Every line that contains the word "Probability" should be copied out.

***** Material for this exercise *****

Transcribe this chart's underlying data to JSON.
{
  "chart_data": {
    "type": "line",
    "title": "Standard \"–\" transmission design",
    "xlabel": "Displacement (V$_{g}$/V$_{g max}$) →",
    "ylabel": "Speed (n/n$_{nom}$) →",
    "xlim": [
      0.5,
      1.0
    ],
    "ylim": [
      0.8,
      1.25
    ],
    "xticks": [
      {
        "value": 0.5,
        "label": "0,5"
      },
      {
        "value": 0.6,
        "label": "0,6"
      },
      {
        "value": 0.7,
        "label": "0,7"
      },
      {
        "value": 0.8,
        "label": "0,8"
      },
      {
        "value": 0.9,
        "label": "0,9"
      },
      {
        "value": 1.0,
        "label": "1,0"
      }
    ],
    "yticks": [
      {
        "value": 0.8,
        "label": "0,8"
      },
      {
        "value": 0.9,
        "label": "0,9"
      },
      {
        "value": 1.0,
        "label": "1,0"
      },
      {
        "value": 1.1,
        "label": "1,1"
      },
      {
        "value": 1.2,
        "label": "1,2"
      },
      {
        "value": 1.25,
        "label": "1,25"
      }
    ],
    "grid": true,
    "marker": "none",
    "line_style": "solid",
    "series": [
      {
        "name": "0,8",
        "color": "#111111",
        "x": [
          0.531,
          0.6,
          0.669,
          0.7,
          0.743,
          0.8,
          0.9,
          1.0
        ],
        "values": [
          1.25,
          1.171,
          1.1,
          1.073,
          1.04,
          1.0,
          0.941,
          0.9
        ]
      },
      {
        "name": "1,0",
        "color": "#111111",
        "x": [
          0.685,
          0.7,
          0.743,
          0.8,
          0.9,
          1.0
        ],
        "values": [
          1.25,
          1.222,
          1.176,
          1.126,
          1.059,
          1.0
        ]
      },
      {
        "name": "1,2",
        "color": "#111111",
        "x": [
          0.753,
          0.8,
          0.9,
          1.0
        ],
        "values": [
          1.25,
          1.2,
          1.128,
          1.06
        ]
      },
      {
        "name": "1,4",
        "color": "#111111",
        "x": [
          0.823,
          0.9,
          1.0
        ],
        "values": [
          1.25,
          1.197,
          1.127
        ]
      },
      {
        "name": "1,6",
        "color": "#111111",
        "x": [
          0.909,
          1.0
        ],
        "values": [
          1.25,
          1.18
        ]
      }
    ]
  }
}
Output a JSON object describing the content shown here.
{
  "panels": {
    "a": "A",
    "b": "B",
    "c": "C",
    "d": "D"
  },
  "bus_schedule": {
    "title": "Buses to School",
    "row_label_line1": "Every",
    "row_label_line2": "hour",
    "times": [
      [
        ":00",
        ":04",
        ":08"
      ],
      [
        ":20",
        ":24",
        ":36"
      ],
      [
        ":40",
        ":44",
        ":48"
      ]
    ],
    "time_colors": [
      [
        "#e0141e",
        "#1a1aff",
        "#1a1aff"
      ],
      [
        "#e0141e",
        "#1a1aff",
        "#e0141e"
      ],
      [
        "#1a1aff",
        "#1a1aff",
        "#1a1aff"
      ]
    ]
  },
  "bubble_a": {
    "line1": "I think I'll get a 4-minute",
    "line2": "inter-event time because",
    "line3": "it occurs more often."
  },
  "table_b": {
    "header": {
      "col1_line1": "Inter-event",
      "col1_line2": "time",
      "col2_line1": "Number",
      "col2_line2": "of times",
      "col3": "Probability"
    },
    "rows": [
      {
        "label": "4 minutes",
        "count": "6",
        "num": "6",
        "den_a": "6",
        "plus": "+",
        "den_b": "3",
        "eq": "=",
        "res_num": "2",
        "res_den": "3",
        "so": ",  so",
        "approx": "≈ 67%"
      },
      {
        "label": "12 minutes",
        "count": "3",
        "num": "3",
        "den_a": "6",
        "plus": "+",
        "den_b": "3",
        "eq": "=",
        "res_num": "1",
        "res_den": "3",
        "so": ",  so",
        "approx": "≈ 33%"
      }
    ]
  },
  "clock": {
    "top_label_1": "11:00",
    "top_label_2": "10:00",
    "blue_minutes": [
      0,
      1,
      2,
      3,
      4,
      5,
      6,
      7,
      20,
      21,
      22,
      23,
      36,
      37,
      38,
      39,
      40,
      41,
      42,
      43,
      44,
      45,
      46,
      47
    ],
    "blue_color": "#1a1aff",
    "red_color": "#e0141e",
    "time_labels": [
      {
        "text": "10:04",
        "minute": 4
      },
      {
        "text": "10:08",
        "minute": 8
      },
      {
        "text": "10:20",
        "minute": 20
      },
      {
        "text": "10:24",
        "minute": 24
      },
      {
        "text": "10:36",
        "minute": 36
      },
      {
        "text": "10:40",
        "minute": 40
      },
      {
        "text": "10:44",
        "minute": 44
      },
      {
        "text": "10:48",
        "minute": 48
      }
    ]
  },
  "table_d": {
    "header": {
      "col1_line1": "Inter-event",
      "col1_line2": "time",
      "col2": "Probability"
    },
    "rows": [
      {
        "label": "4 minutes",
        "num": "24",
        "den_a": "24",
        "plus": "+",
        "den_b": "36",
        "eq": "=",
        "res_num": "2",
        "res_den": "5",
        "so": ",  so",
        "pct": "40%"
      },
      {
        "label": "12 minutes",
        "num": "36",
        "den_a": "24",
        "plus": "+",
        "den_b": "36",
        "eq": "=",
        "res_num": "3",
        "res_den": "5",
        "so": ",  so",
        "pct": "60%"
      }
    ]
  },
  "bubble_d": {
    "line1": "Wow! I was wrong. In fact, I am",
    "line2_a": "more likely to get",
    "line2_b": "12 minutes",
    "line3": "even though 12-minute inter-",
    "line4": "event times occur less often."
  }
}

*****

Final answer:
      "col3": "Probability"
      "col2": "Probability"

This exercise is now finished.